TASK BRIEF. Below are the records; reproduce all of them exactly but without any images.

(Data excerpts)
◆ ◆ ◆

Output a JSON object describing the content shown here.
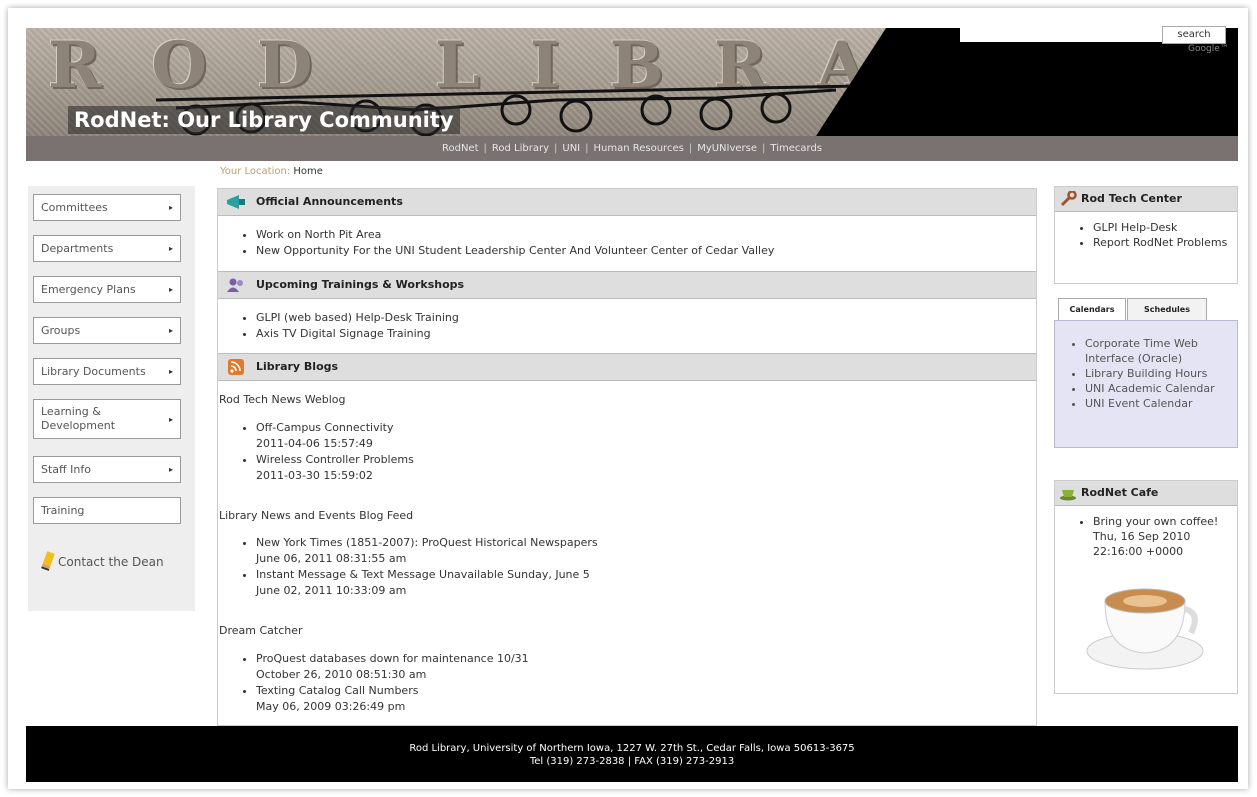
{
  "header": {
    "stone_text": "ROD LIBRARY",
    "title": "RodNet: Our Library Community",
    "search_button": "search",
    "search_provider": "Google™"
  },
  "topnav": [
    "RodNet",
    "Rod Library",
    "UNI",
    "Human Resources",
    "MyUNIverse",
    "Timecards"
  ],
  "location": {
    "label": "Your Location:",
    "value": "Home"
  },
  "sidebar": {
    "items": [
      {
        "label": "Committees",
        "arrow": "▸"
      },
      {
        "label": "Departments",
        "arrow": "▸"
      },
      {
        "label": "Emergency Plans",
        "arrow": "▸"
      },
      {
        "label": "Groups",
        "arrow": "▸"
      },
      {
        "label": "Library Documents",
        "arrow": "▸"
      },
      {
        "label": "Learning & Development",
        "arrow": "▸"
      },
      {
        "label": "Staff Info",
        "arrow": "▸"
      },
      {
        "label": "Training",
        "arrow": ""
      }
    ],
    "contact": "Contact the Dean"
  },
  "main": {
    "announcements": {
      "title": "Official Announcements",
      "icon": "megaphone-icon",
      "items": [
        "Work on North Pit Area",
        "New Opportunity For the UNI Student Leadership Center And Volunteer Center of Cedar Valley"
      ]
    },
    "trainings": {
      "title": "Upcoming Trainings & Workshops",
      "icon": "people-icon",
      "items": [
        "GLPI (web based) Help-Desk Training",
        "Axis TV Digital Signage Training"
      ]
    },
    "blogs": {
      "title": "Library Blogs",
      "icon": "rss-icon",
      "feeds": [
        {
          "name": "Rod Tech News Weblog",
          "entries": [
            {
              "title": "Off-Campus Connectivity",
              "date": "2011-04-06 15:57:49"
            },
            {
              "title": "Wireless Controller Problems",
              "date": "2011-03-30 15:59:02"
            }
          ]
        },
        {
          "name": "Library News and Events Blog Feed",
          "entries": [
            {
              "title": "New York Times (1851-2007): ProQuest Historical Newspapers",
              "date": "June 06, 2011 08:31:55 am"
            },
            {
              "title": "Instant Message & Text Message Unavailable Sunday, June 5",
              "date": "June 02, 2011 10:33:09 am"
            }
          ]
        },
        {
          "name": "Dream Catcher",
          "entries": [
            {
              "title": "ProQuest databases down for maintenance 10/31",
              "date": "October 26, 2010 08:51:30 am"
            },
            {
              "title": "Texting Catalog Call Numbers",
              "date": "May 06, 2009 03:26:49 pm"
            }
          ]
        }
      ]
    }
  },
  "right": {
    "tech_center": {
      "title": "Rod Tech Center",
      "icon": "wrench-icon",
      "items": [
        "GLPI Help-Desk",
        "Report RodNet Problems"
      ]
    },
    "tabs": {
      "labels": [
        "Calendars",
        "Schedules"
      ],
      "items": [
        "Corporate Time Web Interface (Oracle)",
        "Library Building Hours",
        "UNI Academic Calendar",
        "UNI Event Calendar"
      ]
    },
    "cafe": {
      "title": "RodNet Cafe",
      "icon": "coffee-icon",
      "items": [
        {
          "title": "Bring your own coffee!",
          "date": "Thu, 16 Sep 2010 22:16:00 +0000"
        }
      ]
    }
  },
  "footer": {
    "line1": "Rod Library, University of Northern Iowa, 1227 W. 27th St., Cedar Falls, Iowa 50613-3675",
    "line2": "Tel (319) 273-2838 | FAX (319) 273-2913"
  }
}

◆ ◆ ◆

RESULT BELOW.
Output a JSON object describing the content shown here.
{
  "header": {
    "stone_text": "ROD LIBRARY",
    "title": "RodNet: Our Library Community",
    "search_button": "search",
    "search_provider": "Google™"
  },
  "topnav": [
    "RodNet",
    "Rod Library",
    "UNI",
    "Human Resources",
    "MyUNIverse",
    "Timecards"
  ],
  "location": {
    "label": "Your Location:",
    "value": "Home"
  },
  "sidebar": {
    "items": [
      {
        "label": "Committees",
        "arrow": "▸"
      },
      {
        "label": "Departments",
        "arrow": "▸"
      },
      {
        "label": "Emergency Plans",
        "arrow": "▸"
      },
      {
        "label": "Groups",
        "arrow": "▸"
      },
      {
        "label": "Library Documents",
        "arrow": "▸"
      },
      {
        "label": "Learning & Development",
        "arrow": "▸"
      },
      {
        "label": "Staff Info",
        "arrow": "▸"
      },
      {
        "label": "Training",
        "arrow": ""
      }
    ],
    "contact": "Contact the Dean"
  },
  "main": {
    "announcements": {
      "title": "Official Announcements",
      "icon": "megaphone-icon",
      "items": [
        "Work on North Pit Area",
        "New Opportunity For the UNI Student Leadership Center And Volunteer Center of Cedar Valley"
      ]
    },
    "trainings": {
      "title": "Upcoming Trainings & Workshops",
      "icon": "people-icon",
      "items": [
        "GLPI (web based) Help-Desk Training",
        "Axis TV Digital Signage Training"
      ]
    },
    "blogs": {
      "title": "Library Blogs",
      "icon": "rss-icon",
      "feeds": [
        {
          "name": "Rod Tech News Weblog",
          "entries": [
            {
              "title": "Off-Campus Connectivity",
              "date": "2011-04-06 15:57:49"
            },
            {
              "title": "Wireless Controller Problems",
              "date": "2011-03-30 15:59:02"
            }
          ]
        },
        {
          "name": "Library News and Events Blog Feed",
          "entries": [
            {
              "title": "New York Times (1851-2007): ProQuest Historical Newspapers",
              "date": "June 06, 2011 08:31:55 am"
            },
            {
              "title": "Instant Message & Text Message Unavailable Sunday, June 5",
              "date": "June 02, 2011 10:33:09 am"
            }
          ]
        },
        {
          "name": "Dream Catcher",
          "entries": [
            {
              "title": "ProQuest databases down for maintenance 10/31",
              "date": "October 26, 2010 08:51:30 am"
            },
            {
              "title": "Texting Catalog Call Numbers",
              "date": "May 06, 2009 03:26:49 pm"
            }
          ]
        }
      ]
    }
  },
  "right": {
    "tech_center": {
      "title": "Rod Tech Center",
      "icon": "wrench-icon",
      "items": [
        "GLPI Help-Desk",
        "Report RodNet Problems"
      ]
    },
    "tabs": {
      "labels": [
        "Calendars",
        "Schedules"
      ],
      "items": [
        "Corporate Time Web Interface (Oracle)",
        "Library Building Hours",
        "UNI Academic Calendar",
        "UNI Event Calendar"
      ]
    },
    "cafe": {
      "title": "RodNet Cafe",
      "icon": "coffee-icon",
      "items": [
        {
          "title": "Bring your own coffee!",
          "date": "Thu, 16 Sep 2010 22:16:00 +0000"
        }
      ]
    }
  },
  "footer": {
    "line1": "Rod Library, University of Northern Iowa, 1227 W. 27th St., Cedar Falls, Iowa 50613-3675",
    "line2": "Tel (319) 273-2838 | FAX (319) 273-2913"
  }
}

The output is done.